Task description: Return the records word for word. Any pictures in them are not part of the copy.

Provided data:
-- BEGIN --
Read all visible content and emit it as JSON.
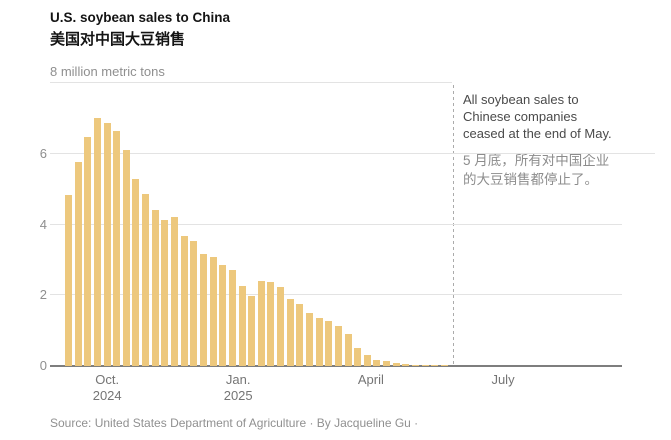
{
  "chart_data": {
    "type": "bar",
    "title": "U.S. soybean sales to China",
    "title_zh": "美国对中国大豆销售",
    "unit_label": "8 million metric tons",
    "ylabel": "million metric tons",
    "ylim": [
      0,
      8
    ],
    "y_ticks": [
      0,
      2,
      4,
      6
    ],
    "grid": true,
    "bar_color": "#edc87d",
    "values": [
      4.83,
      5.78,
      6.47,
      7.0,
      6.88,
      6.65,
      6.12,
      5.3,
      4.85,
      4.4,
      4.12,
      4.22,
      3.68,
      3.53,
      3.17,
      3.08,
      2.86,
      2.72,
      2.26,
      1.98,
      2.39,
      2.37,
      2.22,
      1.89,
      1.76,
      1.5,
      1.37,
      1.27,
      1.13,
      0.9,
      0.5,
      0.32,
      0.17,
      0.13,
      0.08,
      0.05,
      0.03,
      0.03,
      0.03,
      0.02
    ],
    "x_axis": {
      "ticks": [
        {
          "label": "Oct.",
          "year": "2024",
          "pct": 10.0
        },
        {
          "label": "Jan.",
          "year": "2025",
          "pct": 32.9
        },
        {
          "label": "April",
          "year": "",
          "pct": 56.1
        },
        {
          "label": "July",
          "year": "",
          "pct": 79.2
        }
      ]
    },
    "annotation": {
      "pct": 70.45,
      "lines_en": [
        "All soybean sales to",
        "Chinese companies",
        "ceased at the end of May."
      ],
      "lines_zh": [
        "5 月底，所有对中国企业",
        "的大豆销售都停止了。"
      ]
    }
  },
  "footer": {
    "source": "Source: United States Department of Agriculture · By Jacqueline Gu ·"
  }
}
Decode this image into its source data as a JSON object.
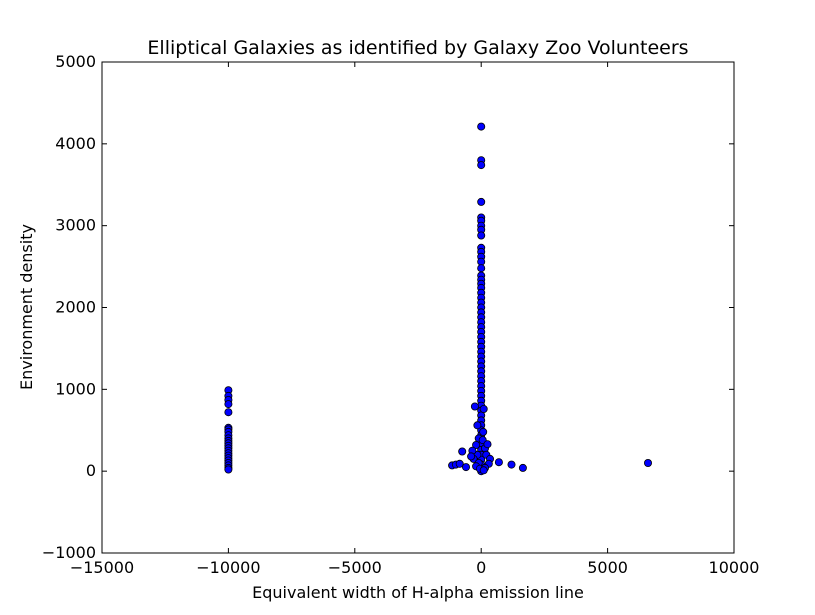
-- END --
Answer to this exercise:
Read all visible content and emit it as JSON.
{
  "chart_data": {
    "type": "bar",
    "title": "U.S. soybean sales to China",
    "title_zh": "美国对中国大豆销售",
    "unit_label": "8 million metric tons",
    "ylabel": "million metric tons",
    "ylim": [
      0,
      8
    ],
    "y_ticks": [
      0,
      2,
      4,
      6
    ],
    "grid": true,
    "bar_color": "#edc87d",
    "values": [
      4.83,
      5.78,
      6.47,
      7.0,
      6.88,
      6.65,
      6.12,
      5.3,
      4.85,
      4.4,
      4.12,
      4.22,
      3.68,
      3.53,
      3.17,
      3.08,
      2.86,
      2.72,
      2.26,
      1.98,
      2.39,
      2.37,
      2.22,
      1.89,
      1.76,
      1.5,
      1.37,
      1.27,
      1.13,
      0.9,
      0.5,
      0.32,
      0.17,
      0.13,
      0.08,
      0.05,
      0.03,
      0.03,
      0.03,
      0.02
    ],
    "x_axis": {
      "ticks": [
        {
          "label": "Oct.",
          "year": "2024",
          "pct": 10.0
        },
        {
          "label": "Jan.",
          "year": "2025",
          "pct": 32.9
        },
        {
          "label": "April",
          "year": "",
          "pct": 56.1
        },
        {
          "label": "July",
          "year": "",
          "pct": 79.2
        }
      ]
    },
    "annotation": {
      "pct": 70.45,
      "lines_en": [
        "All soybean sales to",
        "Chinese companies",
        "ceased at the end of May."
      ],
      "lines_zh": [
        "5 月底，所有对中国企业",
        "的大豆销售都停止了。"
      ]
    }
  },
  "footer": {
    "source": "Source: United States Department of Agriculture · By Jacqueline Gu ·"
  }
}
Decode this image into its source data as a JSON object.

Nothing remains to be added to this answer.